EXERCISE DESCRIPTION:
Exclude all pictures, then copy each of the records exactly as written.

DATA LISTING:
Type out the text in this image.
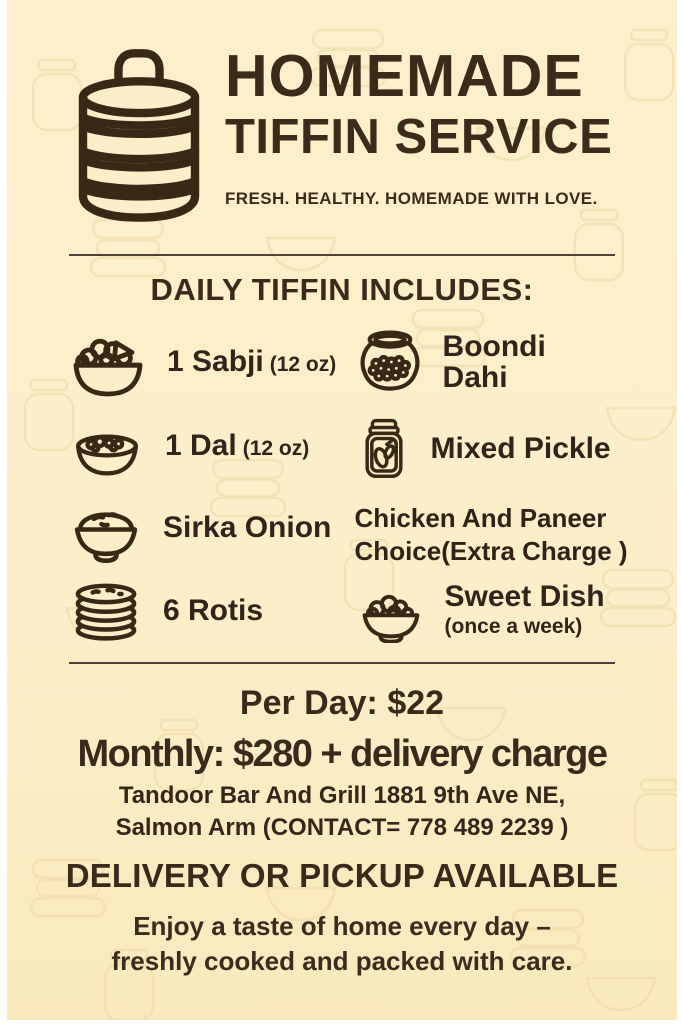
HOMEMADE
TIFFIN SERVICE
FRESH. HEALTHY. HOMEMADE WITH LOVE.
DAILY TIFFIN INCLUDES:
1 Sabji (12 oz)
1 Dal (12 oz)
Sirka Onion
6 Rotis
Boondi Dahi
Mixed Pickle
Chicken And Paneer
Choice(Extra Charge )
Sweet Dish
(once a week)
Per Day: $22
Monthly: $280 + delivery charge
Tandoor Bar And Grill 1881 9th Ave NE,
Salmon Arm (CONTACT= 778 489 2239 )
DELIVERY OR PICKUP AVAILABLE
Enjoy a taste of home every day –
freshly cooked and packed with care.
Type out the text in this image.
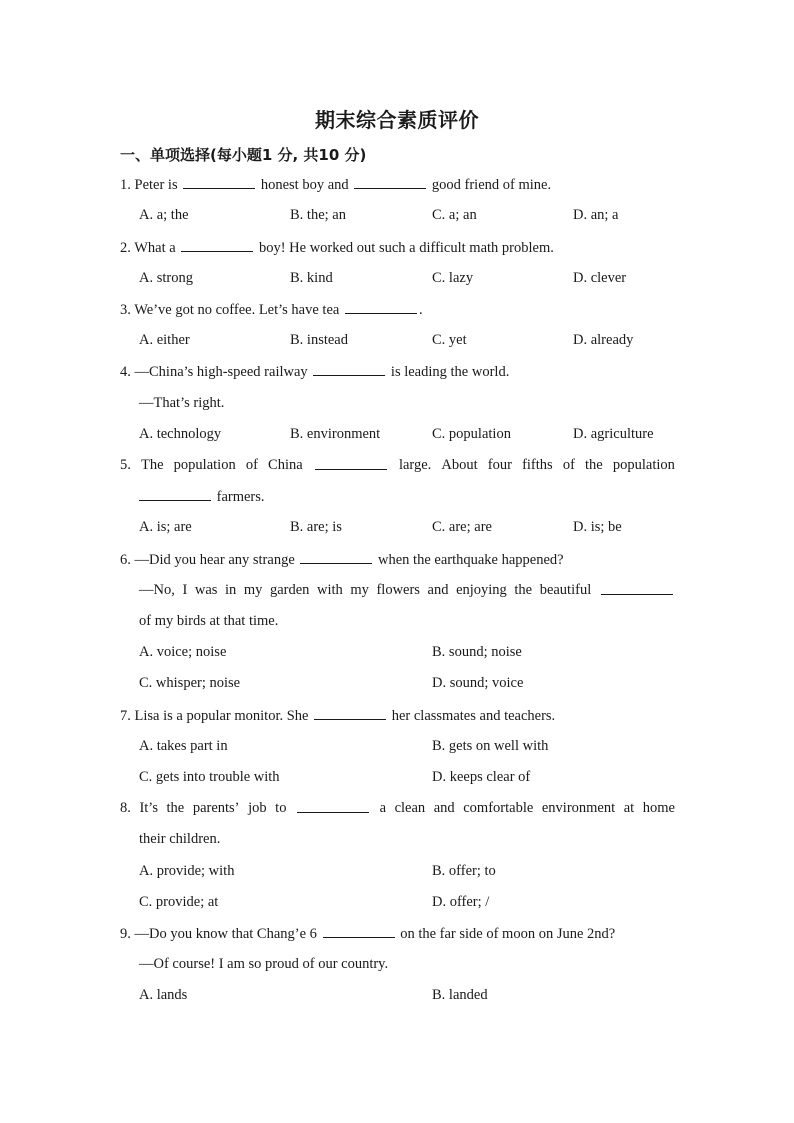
期末综合素质评价
一、单项选择(每小题1 分, 共10 分)
1. Peter is	honest boy and	good friend of mine.
A. a; the	B. the; an	C. a; an	D. an; a
2. What a	boy! He worked out such a difficult math problem.
A. strong	B. kind	C. lazy	D. clever
3. We’ve got no coffee. Let’s have tea	.
A. either	B. instead	C. yet	D. already
4. —China’s high-speed railway	is leading the world.
—That’s right.
A. technology	B. environment	C. population	D. agriculture
5. The population of China	large. About four fifths of the population
farmers.
A. is; are	B. are; is	C. are; are	D. is; be
6. —Did you hear any strange	when the earthquake happened?
—No, I was in my garden with my flowers and enjoying the beautiful
of my birds at that time.
A. voice; noise	B. sound; noise
C. whisper; noise	D. sound; voice
7. Lisa is a popular monitor. She	her classmates and teachers.
A. takes part in	B. gets on well with
C. gets into trouble with	D. keeps clear of
8. It’s the parents’ job to	a clean and comfortable environment at home
their children.
A. provide; with	B. offer; to
C. provide; at	D. offer; /
9. —Do you know that Chang’e 6	on the far side of moon on June 2nd?
—Of course! I am so proud of our country.
A. lands	B. landed
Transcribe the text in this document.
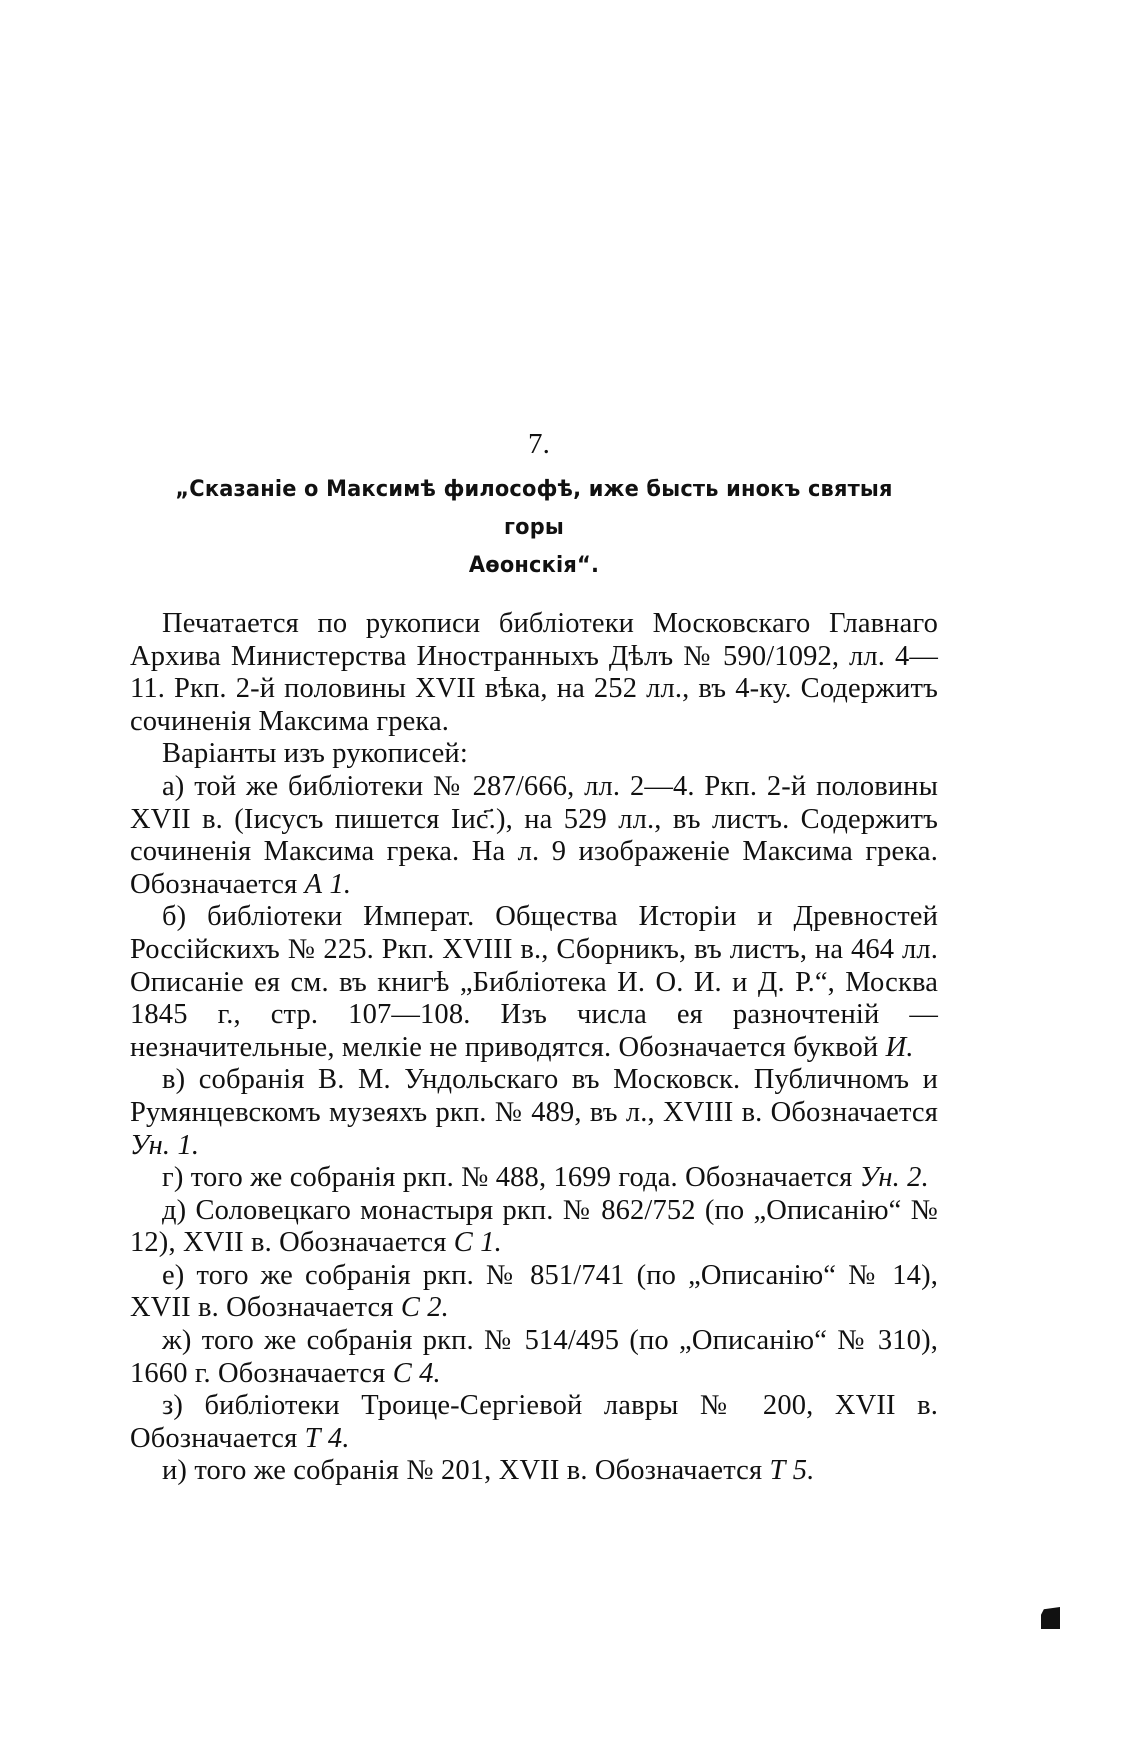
7.
„Сказаніе о Максимѣ философѣ, иже бысть инокъ святыя горы
Аѳонскія“.

Печатается по рукописи библіотеки Московскаго Главнаго Архива Министерства Иностранныхъ Дѣлъ № 590/1092, лл. 4—11. Ркп. 2-й половины XVII вѣка, на 252 лл., въ 4-ку. Содержитъ сочиненія Максима грека.

Варіанты изъ рукописей:

а) той же библіотеки № 287/666, лл. 2—4. Ркп. 2-й половины XVII в. (Іисусъ пишется Іис҃.), на 529 лл., въ листъ. Содержитъ сочиненія Максима грека. На л. 9 изображеніе Максима грека. Обозначается А 1.

б) библіотеки Императ. Общества Исторіи и Древностей Россійскихъ № 225. Ркп. XVIII в., Сборникъ, въ листъ, на 464 лл. Описаніе ея см. въ книгѣ „Библіотека И. О. И. и Д. Р.“, Москва 1845 г., стр. 107—108. Изъ числа ея разночтеній — незначительные, мелкіе не приводятся. Обозначается буквой И.

в) собранія В. М. Ундольскаго въ Московск. Публичномъ и Румянцевскомъ музеяхъ ркп. № 489, въ л., XVIII в. Обозначается Ун. 1.

г) того же собранія ркп. № 488, 1699 года. Обозначается Ун. 2.

д) Соловецкаго монастыря ркп. № 862/752 (по „Описанію“ № 12), XVII в. Обозначается С 1.

е) того же собранія ркп. № 851/741 (по „Описанію“ № 14), XVII в. Обозначается С 2.

ж) того же собранія ркп. № 514/495 (по „Описанію“ № 310), 1660 г. Обозначается С 4.

з) библіотеки Троице-Сергіевой лавры № 200, XVII в. Обозначается Т 4.

и) того же собранія № 201, XVII в. Обозначается Т 5.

RESULT BELOW:
Type out the text in this image.
HOMEMADE
TIFFIN SERVICE
FRESH. HEALTHY. HOMEMADE WITH LOVE.
DAILY TIFFIN INCLUDES:
1 Sabji (12 oz)
1 Dal (12 oz)
Sirka Onion
6 Rotis
Boondi Dahi
Mixed Pickle
Chicken And Paneer
Choice(Extra Charge )
Sweet Dish
(once a week)
Per Day: $22
Monthly: $280 + delivery charge
Tandoor Bar And Grill 1881 9th Ave NE,
Salmon Arm (CONTACT= 778 489 2239 )
DELIVERY OR PICKUP AVAILABLE
Enjoy a taste of home every day –
freshly cooked and packed with care.
Type out the text in this image.
期末综合素质评价
一、单项选择(每小题1 分, 共10 分)
1. Peter is	honest boy and	good friend of mine.
A. a; the	B. the; an	C. a; an	D. an; a
2. What a	boy! He worked out such a difficult math problem.
A. strong	B. kind	C. lazy	D. clever
3. We’ve got no coffee. Let’s have tea	.
A. either	B. instead	C. yet	D. already
4. —China’s high-speed railway	is leading the world.
—That’s right.
A. technology	B. environment	C. population	D. agriculture
5. The population of China	large. About four fifths of the population
farmers.
A. is; are	B. are; is	C. are; are	D. is; be
6. —Did you hear any strange	when the earthquake happened?
—No, I was in my garden with my flowers and enjoying the beautiful
of my birds at that time.
A. voice; noise	B. sound; noise
C. whisper; noise	D. sound; voice
7. Lisa is a popular monitor. She	her classmates and teachers.
A. takes part in	B. gets on well with
C. gets into trouble with	D. keeps clear of
8. It’s the parents’ job to	a clean and comfortable environment at home
their children.
A. provide; with	B. offer; to
C. provide; at	D. offer; /
9. —Do you know that Chang’e 6	on the far side of moon on June 2nd?
—Of course! I am so proud of our country.
A. lands	B. landed
Transcribe the text in this document.
7.
„Сказаніе о Максимѣ философѣ, иже бысть инокъ святыя горы
Аѳонскія“.

Печатается по рукописи библіотеки Московскаго Главнаго Архива Министерства Иностранныхъ Дѣлъ № 590/1092, лл. 4—11. Ркп. 2-й половины XVII вѣка, на 252 лл., въ 4-ку. Содержитъ сочиненія Максима грека.

Варіанты изъ рукописей:

а) той же библіотеки № 287/666, лл. 2—4. Ркп. 2-й половины XVII в. (Іисусъ пишется Іис҃.), на 529 лл., въ листъ. Содержитъ сочиненія Максима грека. На л. 9 изображеніе Максима грека. Обозначается А 1.

б) библіотеки Императ. Общества Исторіи и Древностей Россійскихъ № 225. Ркп. XVIII в., Сборникъ, въ листъ, на 464 лл. Описаніе ея см. въ книгѣ „Библіотека И. О. И. и Д. Р.“, Москва 1845 г., стр. 107—108. Изъ числа ея разночтеній — незначительные, мелкіе не приводятся. Обозначается буквой И.

в) собранія В. М. Ундольскаго въ Московск. Публичномъ и Румянцевскомъ музеяхъ ркп. № 489, въ л., XVIII в. Обозначается Ун. 1.

г) того же собранія ркп. № 488, 1699 года. Обозначается Ун. 2.

д) Соловецкаго монастыря ркп. № 862/752 (по „Описанію“ № 12), XVII в. Обозначается С 1.

е) того же собранія ркп. № 851/741 (по „Описанію“ № 14), XVII в. Обозначается С 2.

ж) того же собранія ркп. № 514/495 (по „Описанію“ № 310), 1660 г. Обозначается С 4.

з) библіотеки Троице-Сергіевой лавры № 200, XVII в. Обозначается Т 4.

и) того же собранія № 201, XVII в. Обозначается Т 5.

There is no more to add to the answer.